- **Exercise data**
-- BEGIN --

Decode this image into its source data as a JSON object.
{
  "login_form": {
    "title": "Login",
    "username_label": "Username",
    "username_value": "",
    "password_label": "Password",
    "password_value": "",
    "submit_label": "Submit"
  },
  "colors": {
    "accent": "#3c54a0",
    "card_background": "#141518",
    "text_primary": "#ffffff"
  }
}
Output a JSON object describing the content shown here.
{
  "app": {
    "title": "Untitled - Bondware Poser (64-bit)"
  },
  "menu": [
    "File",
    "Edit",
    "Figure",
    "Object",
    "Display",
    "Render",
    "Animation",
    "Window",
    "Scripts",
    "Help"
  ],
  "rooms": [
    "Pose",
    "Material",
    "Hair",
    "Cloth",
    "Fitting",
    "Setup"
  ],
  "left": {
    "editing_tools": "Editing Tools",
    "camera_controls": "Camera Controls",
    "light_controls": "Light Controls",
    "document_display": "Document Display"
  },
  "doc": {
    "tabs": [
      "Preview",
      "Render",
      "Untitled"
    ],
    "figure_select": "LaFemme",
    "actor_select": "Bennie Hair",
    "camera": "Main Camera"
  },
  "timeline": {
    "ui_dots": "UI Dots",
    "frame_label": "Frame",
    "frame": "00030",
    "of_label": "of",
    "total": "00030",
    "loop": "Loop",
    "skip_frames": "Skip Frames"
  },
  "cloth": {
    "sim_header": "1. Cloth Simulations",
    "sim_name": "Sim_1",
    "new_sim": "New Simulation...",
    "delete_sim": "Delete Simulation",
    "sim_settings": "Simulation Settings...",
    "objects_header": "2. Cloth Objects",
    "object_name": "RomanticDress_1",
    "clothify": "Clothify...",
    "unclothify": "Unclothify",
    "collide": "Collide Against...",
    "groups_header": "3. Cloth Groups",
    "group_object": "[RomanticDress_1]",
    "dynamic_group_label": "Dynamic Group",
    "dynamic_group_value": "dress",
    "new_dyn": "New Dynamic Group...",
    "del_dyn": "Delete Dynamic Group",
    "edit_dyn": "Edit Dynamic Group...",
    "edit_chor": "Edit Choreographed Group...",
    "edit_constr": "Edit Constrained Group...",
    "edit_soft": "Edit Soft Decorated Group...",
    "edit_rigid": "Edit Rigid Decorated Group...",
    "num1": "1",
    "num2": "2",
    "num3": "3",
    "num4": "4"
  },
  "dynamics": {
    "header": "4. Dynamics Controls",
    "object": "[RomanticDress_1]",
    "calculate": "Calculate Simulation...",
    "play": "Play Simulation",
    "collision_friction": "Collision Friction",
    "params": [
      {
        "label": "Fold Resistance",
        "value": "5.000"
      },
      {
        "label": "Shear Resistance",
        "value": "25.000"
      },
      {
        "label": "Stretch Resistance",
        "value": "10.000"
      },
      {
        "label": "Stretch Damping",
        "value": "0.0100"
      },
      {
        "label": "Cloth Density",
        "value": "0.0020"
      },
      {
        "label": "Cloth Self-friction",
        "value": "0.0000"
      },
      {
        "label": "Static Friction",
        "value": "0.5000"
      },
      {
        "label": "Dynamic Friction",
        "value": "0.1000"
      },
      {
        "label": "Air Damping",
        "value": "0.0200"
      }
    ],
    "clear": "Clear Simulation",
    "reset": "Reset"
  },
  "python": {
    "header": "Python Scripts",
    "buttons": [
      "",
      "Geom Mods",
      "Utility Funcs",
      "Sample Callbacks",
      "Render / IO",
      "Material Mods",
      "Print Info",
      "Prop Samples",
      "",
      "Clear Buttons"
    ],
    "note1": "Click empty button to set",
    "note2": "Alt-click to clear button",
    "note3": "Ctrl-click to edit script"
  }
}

-- END --

- **Exercise**
Emit the full listing verbatim.

- **Response to this task**
Decode this image into its source data as a JSON object.
{
  "login_form": {
    "title": "Login",
    "username_label": "Username",
    "username_value": "",
    "password_label": "Password",
    "password_value": "",
    "submit_label": "Submit"
  },
  "colors": {
    "accent": "#3c54a0",
    "card_background": "#141518",
    "text_primary": "#ffffff"
  }
}
Output a JSON object describing the content shown here.
{
  "app": {
    "title": "Untitled - Bondware Poser (64-bit)"
  },
  "menu": [
    "File",
    "Edit",
    "Figure",
    "Object",
    "Display",
    "Render",
    "Animation",
    "Window",
    "Scripts",
    "Help"
  ],
  "rooms": [
    "Pose",
    "Material",
    "Hair",
    "Cloth",
    "Fitting",
    "Setup"
  ],
  "left": {
    "editing_tools": "Editing Tools",
    "camera_controls": "Camera Controls",
    "light_controls": "Light Controls",
    "document_display": "Document Display"
  },
  "doc": {
    "tabs": [
      "Preview",
      "Render",
      "Untitled"
    ],
    "figure_select": "LaFemme",
    "actor_select": "Bennie Hair",
    "camera": "Main Camera"
  },
  "timeline": {
    "ui_dots": "UI Dots",
    "frame_label": "Frame",
    "frame": "00030",
    "of_label": "of",
    "total": "00030",
    "loop": "Loop",
    "skip_frames": "Skip Frames"
  },
  "cloth": {
    "sim_header": "1. Cloth Simulations",
    "sim_name": "Sim_1",
    "new_sim": "New Simulation...",
    "delete_sim": "Delete Simulation",
    "sim_settings": "Simulation Settings...",
    "objects_header": "2. Cloth Objects",
    "object_name": "RomanticDress_1",
    "clothify": "Clothify...",
    "unclothify": "Unclothify",
    "collide": "Collide Against...",
    "groups_header": "3. Cloth Groups",
    "group_object": "[RomanticDress_1]",
    "dynamic_group_label": "Dynamic Group",
    "dynamic_group_value": "dress",
    "new_dyn": "New Dynamic Group...",
    "del_dyn": "Delete Dynamic Group",
    "edit_dyn": "Edit Dynamic Group...",
    "edit_chor": "Edit Choreographed Group...",
    "edit_constr": "Edit Constrained Group...",
    "edit_soft": "Edit Soft Decorated Group...",
    "edit_rigid": "Edit Rigid Decorated Group...",
    "num1": "1",
    "num2": "2",
    "num3": "3",
    "num4": "4"
  },
  "dynamics": {
    "header": "4. Dynamics Controls",
    "object": "[RomanticDress_1]",
    "calculate": "Calculate Simulation...",
    "play": "Play Simulation",
    "collision_friction": "Collision Friction",
    "params": [
      {
        "label": "Fold Resistance",
        "value": "5.000"
      },
      {
        "label": "Shear Resistance",
        "value": "25.000"
      },
      {
        "label": "Stretch Resistance",
        "value": "10.000"
      },
      {
        "label": "Stretch Damping",
        "value": "0.0100"
      },
      {
        "label": "Cloth Density",
        "value": "0.0020"
      },
      {
        "label": "Cloth Self-friction",
        "value": "0.0000"
      },
      {
        "label": "Static Friction",
        "value": "0.5000"
      },
      {
        "label": "Dynamic Friction",
        "value": "0.1000"
      },
      {
        "label": "Air Damping",
        "value": "0.0200"
      }
    ],
    "clear": "Clear Simulation",
    "reset": "Reset"
  },
  "python": {
    "header": "Python Scripts",
    "buttons": [
      "",
      "Geom Mods",
      "Utility Funcs",
      "Sample Callbacks",
      "Render / IO",
      "Material Mods",
      "Print Info",
      "Prop Samples",
      "",
      "Clear Buttons"
    ],
    "note1": "Click empty button to set",
    "note2": "Alt-click to clear button",
    "note3": "Ctrl-click to edit script"
  }
}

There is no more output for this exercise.